СТАТЬЯ |
○ ○ ○
Востребованный в годы правления Елизаветы образ Минервы перенимается Екатериной II и активно пропагандируется ее окружением. Екатерина-Минерва, как и ее предшественница, борется со свирепыми чудищами, угрожающими благоденствию империи [839]. Но вернемся к нашим крокодилам.
В академическом комментарии к стихотворному «изъяснению» Ломоносова предполагается, что под драконом Ломоносов имел в виду ненавистных временщиков правления Анны Иоанновны — «Бирона, Остермана и их приспешников» [840]. Остается гадать, так ли это; но исключать инвективную персонализацию многоголово го чудовища, по-видимому, не приходится. В стихотворной филиппике Ломоносова дракон описывается как враг, угрожающий «отеческому трону» Елизаветы и нации «россов» [841]. В инвективном словоупотреблении Ломоносова слово «крокодил» не лишено оригинальных коннотаций, воспроизводящих, с одной стороны, традиционное представление о пугающем заморском чудище, а с другой — позволяющих придать этому образу некую идеологическую и даже политическую аллегоризацию. Кстати, и сам Ломоносов в том же 1753 году, когда он пишет «изъяснение» к аллегорическому образу дракона, удостоится в пылу филолого-патриотической полемики о русской орфографии оскорбительного прозвища «крокодил» со стороны В. К. Тредиаковского. Тредиаковский, требовавший сохранения во множественном числе имен прилагательных, местоимений и причастий мужского рода на — ый, — ий исконных, по его мнению, для русского языка окончаний — ии, — ыи (оныи, которыи и т. д.) в эпиграмме Ломоносова «Искусные певцы всегда в напевах тщатся» (1753), был назван «скотом» и «совой» [842]. В ответ ной филиппике («Не знаю, кто певцов в стих вкинул сумасбродный») Тредиаковский обозвал своего оппонента разом «нетопырью», «свиньей» и «крокодилом»:
Тебе ль, парнасска грязь, маратель, не творец,
Учить людей писать? — ты, истинно, глупец.
○ ○ ○
ИЗВЛЕЧЁННЫЙ МАТЕРИАЛ |
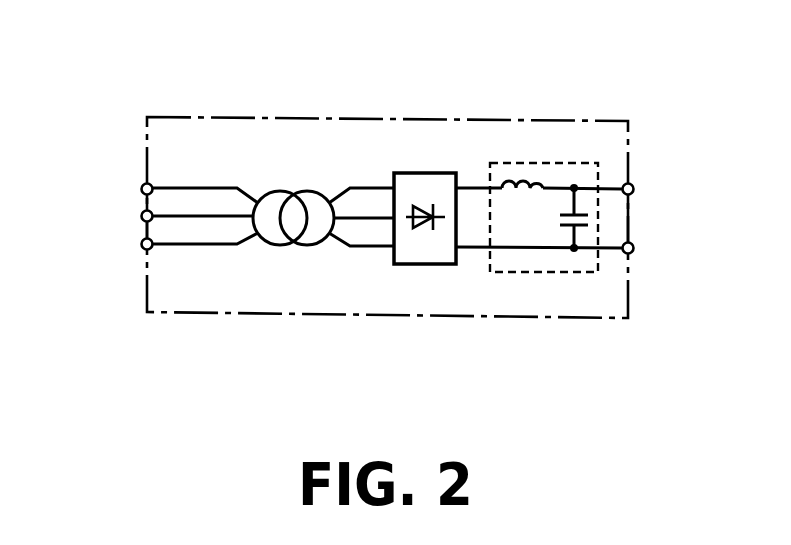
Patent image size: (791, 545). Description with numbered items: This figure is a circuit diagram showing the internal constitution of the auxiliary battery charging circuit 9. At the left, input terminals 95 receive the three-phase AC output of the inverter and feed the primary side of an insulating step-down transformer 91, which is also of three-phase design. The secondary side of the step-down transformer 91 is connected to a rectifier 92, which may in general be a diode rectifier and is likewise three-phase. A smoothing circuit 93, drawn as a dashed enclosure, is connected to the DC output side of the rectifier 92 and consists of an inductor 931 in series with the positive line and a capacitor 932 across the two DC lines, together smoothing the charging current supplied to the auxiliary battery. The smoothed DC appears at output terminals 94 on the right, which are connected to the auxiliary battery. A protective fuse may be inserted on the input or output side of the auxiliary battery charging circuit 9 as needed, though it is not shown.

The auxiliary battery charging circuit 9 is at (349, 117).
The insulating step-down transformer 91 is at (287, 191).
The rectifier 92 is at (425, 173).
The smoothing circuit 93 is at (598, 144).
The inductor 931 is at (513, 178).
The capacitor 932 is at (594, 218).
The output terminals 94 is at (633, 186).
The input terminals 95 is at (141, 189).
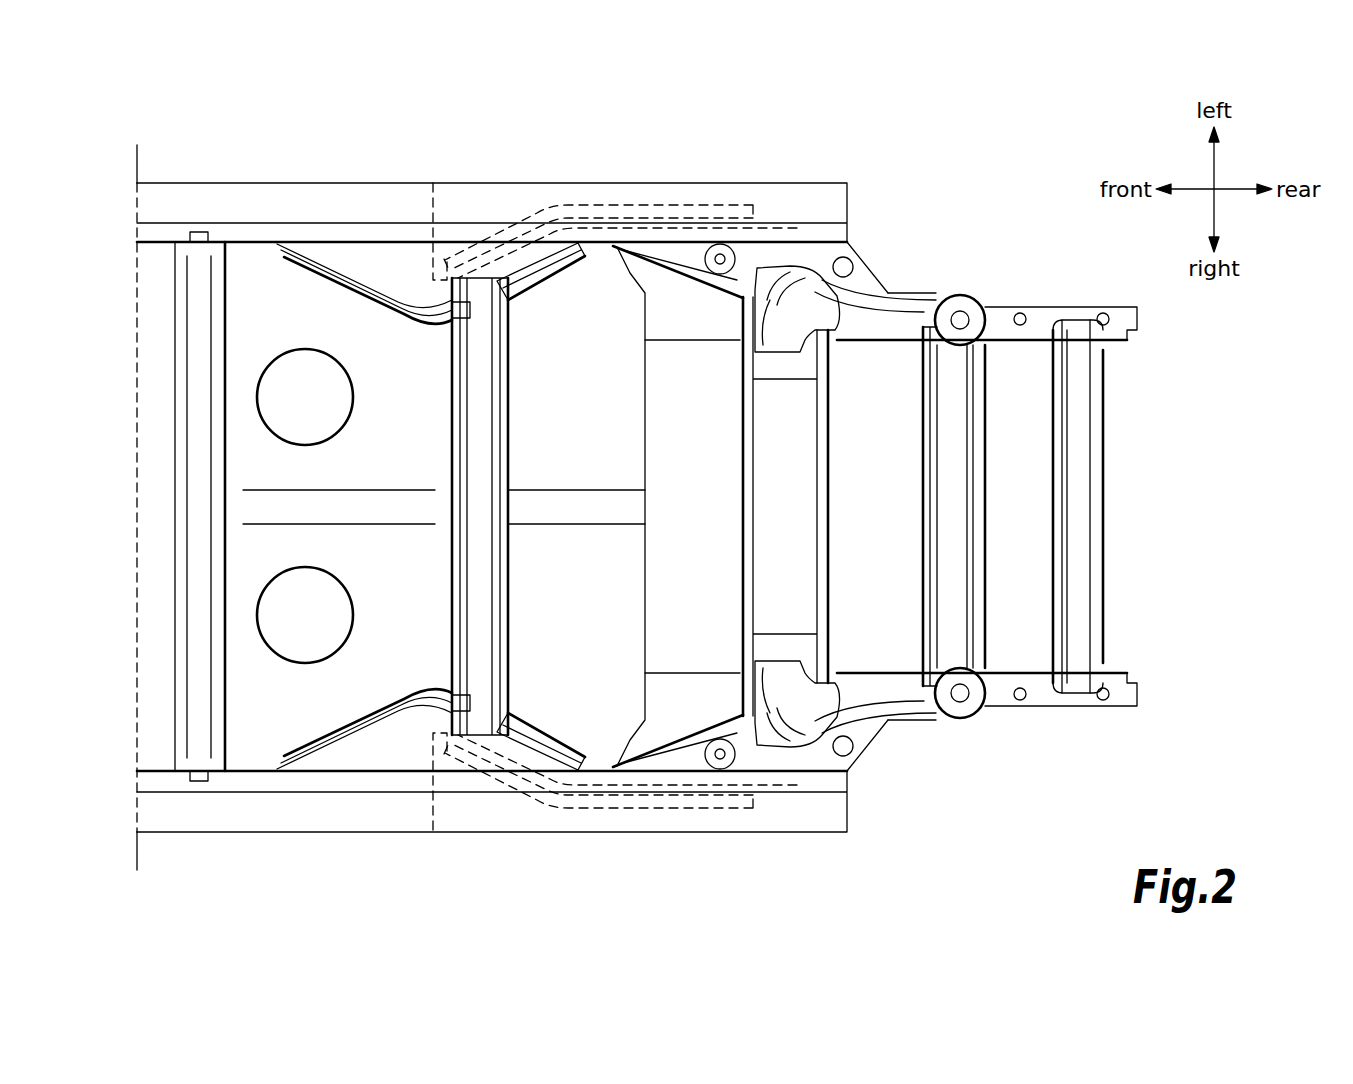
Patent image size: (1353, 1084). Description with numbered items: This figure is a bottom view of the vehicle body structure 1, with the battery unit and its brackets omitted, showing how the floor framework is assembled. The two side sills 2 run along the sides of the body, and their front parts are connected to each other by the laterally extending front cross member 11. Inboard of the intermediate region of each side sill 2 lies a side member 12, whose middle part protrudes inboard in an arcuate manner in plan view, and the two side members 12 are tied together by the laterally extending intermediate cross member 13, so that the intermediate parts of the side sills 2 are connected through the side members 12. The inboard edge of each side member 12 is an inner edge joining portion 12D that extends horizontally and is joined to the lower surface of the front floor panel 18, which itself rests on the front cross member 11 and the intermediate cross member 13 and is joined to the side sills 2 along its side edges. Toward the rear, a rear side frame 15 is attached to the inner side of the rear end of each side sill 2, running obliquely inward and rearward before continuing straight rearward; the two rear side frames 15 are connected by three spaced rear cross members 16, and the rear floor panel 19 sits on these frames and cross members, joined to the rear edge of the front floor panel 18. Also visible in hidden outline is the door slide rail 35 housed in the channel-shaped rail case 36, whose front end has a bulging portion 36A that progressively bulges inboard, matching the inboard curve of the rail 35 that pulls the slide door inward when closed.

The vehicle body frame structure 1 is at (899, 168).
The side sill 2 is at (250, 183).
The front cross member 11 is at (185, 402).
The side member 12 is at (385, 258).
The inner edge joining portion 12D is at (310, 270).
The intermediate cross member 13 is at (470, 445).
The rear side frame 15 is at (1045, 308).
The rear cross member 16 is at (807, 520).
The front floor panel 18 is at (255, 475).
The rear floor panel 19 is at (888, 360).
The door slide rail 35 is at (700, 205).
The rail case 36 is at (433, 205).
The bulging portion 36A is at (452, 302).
○ ○ ○
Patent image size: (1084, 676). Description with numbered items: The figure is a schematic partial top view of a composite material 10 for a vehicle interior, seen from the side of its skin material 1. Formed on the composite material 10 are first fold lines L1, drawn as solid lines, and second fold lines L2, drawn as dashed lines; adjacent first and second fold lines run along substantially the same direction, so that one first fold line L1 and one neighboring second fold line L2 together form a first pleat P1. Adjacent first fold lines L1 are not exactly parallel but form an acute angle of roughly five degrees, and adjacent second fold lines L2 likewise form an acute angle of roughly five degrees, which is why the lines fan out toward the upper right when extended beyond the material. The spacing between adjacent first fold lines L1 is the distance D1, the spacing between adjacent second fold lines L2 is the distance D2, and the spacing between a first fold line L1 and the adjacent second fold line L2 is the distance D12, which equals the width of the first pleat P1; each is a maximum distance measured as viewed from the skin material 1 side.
○ ○ ○
ПИСЬМЕННОЕ ЗАДАНИЕ 1 | Какими словами, согласно статье, Ломоносов назвал Тредиаковского в эпиграмме «Искусные певцы всегда в напевах тщатся»?
ПИСЬМЕННОЕ ЗАДАНИЕ 2 | Замените в статье «империи» на «державы» и приведите фрагмент от слов «Востребованный в годы» до слов «к нашим крокодилам.» включительно.
Приведённые строки представляют собой самостоятельный материал, отдельный от статьи.

ПОЛНЫЙ ОТВЕТ 1 | Ломоносов назвал Тредиаковского «скотом» и «совой».

ПОЛНЫЙ ОТВЕТ 2 |
Востребованный в годы правления Елизаветы образ Минервы перенимается Екатериной II и активно пропагандируется ее окружением. Екатерина-Минерва, как и ее предшественница, борется со свирепыми чудищами, угрожающими благоденствию державы [839]. Но вернемся к нашим крокодилам.